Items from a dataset
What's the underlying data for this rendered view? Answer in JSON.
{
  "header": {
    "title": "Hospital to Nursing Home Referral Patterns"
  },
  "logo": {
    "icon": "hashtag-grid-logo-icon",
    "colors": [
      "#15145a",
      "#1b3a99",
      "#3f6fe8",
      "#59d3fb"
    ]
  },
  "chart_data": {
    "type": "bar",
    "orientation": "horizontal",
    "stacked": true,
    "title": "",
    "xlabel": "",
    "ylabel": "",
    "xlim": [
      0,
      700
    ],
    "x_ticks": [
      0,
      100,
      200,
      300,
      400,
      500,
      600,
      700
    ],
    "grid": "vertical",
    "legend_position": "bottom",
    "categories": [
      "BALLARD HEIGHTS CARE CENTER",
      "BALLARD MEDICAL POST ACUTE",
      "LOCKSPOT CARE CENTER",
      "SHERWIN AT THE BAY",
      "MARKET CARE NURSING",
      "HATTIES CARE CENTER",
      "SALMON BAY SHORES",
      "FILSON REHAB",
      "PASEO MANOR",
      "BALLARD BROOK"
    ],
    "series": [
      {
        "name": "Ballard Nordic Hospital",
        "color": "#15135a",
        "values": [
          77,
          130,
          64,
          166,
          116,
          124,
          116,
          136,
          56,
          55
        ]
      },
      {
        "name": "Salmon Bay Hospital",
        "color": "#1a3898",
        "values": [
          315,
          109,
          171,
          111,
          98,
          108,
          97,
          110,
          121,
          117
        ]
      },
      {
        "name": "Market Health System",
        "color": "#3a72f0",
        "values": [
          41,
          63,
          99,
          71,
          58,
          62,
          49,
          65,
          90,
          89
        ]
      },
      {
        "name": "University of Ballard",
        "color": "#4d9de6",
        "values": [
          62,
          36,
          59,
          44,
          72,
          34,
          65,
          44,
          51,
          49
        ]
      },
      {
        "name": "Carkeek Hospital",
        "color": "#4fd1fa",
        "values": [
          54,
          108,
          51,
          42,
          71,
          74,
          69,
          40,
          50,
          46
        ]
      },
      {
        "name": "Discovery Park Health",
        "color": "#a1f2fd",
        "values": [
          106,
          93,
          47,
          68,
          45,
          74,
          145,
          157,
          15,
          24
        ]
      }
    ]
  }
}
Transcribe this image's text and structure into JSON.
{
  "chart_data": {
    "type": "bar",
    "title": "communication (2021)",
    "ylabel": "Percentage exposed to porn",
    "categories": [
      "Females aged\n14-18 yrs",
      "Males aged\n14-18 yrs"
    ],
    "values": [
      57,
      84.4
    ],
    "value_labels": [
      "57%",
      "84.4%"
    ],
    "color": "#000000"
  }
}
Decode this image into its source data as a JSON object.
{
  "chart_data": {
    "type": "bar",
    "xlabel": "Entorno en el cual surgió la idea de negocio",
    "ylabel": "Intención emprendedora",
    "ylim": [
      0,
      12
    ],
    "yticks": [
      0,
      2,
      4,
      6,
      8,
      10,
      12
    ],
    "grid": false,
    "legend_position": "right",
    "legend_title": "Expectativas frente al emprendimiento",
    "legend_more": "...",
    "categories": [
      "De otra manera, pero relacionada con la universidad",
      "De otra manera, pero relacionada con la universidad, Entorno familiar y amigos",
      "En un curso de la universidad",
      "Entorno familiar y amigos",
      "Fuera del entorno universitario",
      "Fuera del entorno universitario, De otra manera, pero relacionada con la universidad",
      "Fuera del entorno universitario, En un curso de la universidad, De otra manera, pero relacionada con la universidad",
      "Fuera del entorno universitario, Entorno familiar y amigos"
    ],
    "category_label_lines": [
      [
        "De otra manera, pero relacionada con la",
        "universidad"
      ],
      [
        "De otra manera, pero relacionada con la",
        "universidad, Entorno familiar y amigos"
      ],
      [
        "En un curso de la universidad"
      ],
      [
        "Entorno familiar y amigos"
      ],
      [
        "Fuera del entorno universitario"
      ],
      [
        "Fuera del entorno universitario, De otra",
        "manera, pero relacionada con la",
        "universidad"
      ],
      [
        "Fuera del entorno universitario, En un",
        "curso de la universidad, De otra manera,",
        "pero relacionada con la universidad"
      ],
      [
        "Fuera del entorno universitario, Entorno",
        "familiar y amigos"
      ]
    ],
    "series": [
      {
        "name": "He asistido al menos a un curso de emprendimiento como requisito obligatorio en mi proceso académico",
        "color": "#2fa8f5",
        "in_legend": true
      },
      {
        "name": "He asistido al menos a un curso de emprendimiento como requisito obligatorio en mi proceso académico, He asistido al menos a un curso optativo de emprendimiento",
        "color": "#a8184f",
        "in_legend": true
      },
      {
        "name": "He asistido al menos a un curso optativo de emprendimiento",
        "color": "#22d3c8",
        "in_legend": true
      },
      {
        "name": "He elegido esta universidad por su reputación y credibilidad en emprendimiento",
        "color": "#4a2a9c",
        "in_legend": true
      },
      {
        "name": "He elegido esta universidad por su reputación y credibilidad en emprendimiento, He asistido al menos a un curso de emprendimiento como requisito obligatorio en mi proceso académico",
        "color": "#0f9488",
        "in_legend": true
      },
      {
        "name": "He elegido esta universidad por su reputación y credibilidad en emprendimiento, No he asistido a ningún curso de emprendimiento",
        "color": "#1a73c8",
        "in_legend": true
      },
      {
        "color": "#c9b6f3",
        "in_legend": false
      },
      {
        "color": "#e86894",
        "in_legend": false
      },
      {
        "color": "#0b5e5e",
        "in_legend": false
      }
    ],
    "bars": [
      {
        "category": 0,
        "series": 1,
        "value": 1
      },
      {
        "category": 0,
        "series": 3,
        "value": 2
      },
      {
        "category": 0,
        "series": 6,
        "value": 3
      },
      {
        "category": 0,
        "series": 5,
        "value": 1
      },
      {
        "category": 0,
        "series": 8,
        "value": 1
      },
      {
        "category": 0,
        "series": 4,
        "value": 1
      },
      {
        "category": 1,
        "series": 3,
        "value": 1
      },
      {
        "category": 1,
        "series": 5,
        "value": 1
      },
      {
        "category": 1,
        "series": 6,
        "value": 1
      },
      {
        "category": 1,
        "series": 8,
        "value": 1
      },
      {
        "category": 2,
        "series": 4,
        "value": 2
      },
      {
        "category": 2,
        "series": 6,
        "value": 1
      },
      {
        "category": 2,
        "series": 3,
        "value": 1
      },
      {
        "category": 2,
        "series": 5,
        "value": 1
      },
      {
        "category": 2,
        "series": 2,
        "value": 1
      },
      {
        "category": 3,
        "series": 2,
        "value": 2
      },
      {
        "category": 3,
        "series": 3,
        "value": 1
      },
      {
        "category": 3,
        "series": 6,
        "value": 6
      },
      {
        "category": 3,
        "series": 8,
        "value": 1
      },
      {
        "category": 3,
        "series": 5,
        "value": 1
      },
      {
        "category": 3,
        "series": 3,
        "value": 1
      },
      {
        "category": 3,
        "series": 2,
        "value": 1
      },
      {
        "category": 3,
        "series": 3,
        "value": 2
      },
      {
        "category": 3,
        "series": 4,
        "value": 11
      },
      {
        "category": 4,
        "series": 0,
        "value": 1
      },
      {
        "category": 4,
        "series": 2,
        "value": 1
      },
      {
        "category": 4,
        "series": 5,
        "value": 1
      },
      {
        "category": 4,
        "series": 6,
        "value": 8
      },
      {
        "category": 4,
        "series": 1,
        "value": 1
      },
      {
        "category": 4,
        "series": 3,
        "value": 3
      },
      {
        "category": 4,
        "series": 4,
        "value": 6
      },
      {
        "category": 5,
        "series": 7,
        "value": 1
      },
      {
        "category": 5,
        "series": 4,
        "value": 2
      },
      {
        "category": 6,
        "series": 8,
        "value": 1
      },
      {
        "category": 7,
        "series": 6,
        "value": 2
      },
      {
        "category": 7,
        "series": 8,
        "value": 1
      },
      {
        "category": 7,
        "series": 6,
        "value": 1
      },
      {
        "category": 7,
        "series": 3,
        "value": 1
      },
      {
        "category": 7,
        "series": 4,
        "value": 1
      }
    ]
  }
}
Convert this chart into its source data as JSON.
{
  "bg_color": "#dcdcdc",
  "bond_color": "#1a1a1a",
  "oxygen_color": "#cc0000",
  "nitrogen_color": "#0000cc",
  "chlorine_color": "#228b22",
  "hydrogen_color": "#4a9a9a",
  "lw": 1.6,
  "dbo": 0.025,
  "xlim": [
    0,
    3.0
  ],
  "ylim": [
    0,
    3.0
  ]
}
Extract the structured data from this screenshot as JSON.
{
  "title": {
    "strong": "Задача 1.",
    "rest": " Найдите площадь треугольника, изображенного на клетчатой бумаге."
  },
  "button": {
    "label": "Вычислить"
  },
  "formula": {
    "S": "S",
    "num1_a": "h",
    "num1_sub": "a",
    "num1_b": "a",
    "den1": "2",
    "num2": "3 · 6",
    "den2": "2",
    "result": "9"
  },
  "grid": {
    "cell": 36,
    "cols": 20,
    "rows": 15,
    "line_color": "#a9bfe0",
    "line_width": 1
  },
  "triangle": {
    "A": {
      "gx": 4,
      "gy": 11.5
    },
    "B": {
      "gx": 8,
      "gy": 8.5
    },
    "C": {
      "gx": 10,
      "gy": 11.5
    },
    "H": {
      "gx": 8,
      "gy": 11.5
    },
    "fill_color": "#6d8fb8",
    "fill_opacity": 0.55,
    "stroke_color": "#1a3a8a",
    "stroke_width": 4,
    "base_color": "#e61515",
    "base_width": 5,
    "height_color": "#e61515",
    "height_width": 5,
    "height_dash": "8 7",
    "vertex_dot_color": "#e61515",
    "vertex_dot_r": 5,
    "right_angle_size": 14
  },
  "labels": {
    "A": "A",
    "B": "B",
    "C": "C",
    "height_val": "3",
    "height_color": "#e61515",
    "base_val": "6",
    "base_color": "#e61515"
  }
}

### Exercise instructions
Copy every line above in which the string "grid" shows up.

### Task solution
    "icon": "hashtag-grid-logo-icon",
    "grid": "vertical",
    "grid": false,
  "grid": {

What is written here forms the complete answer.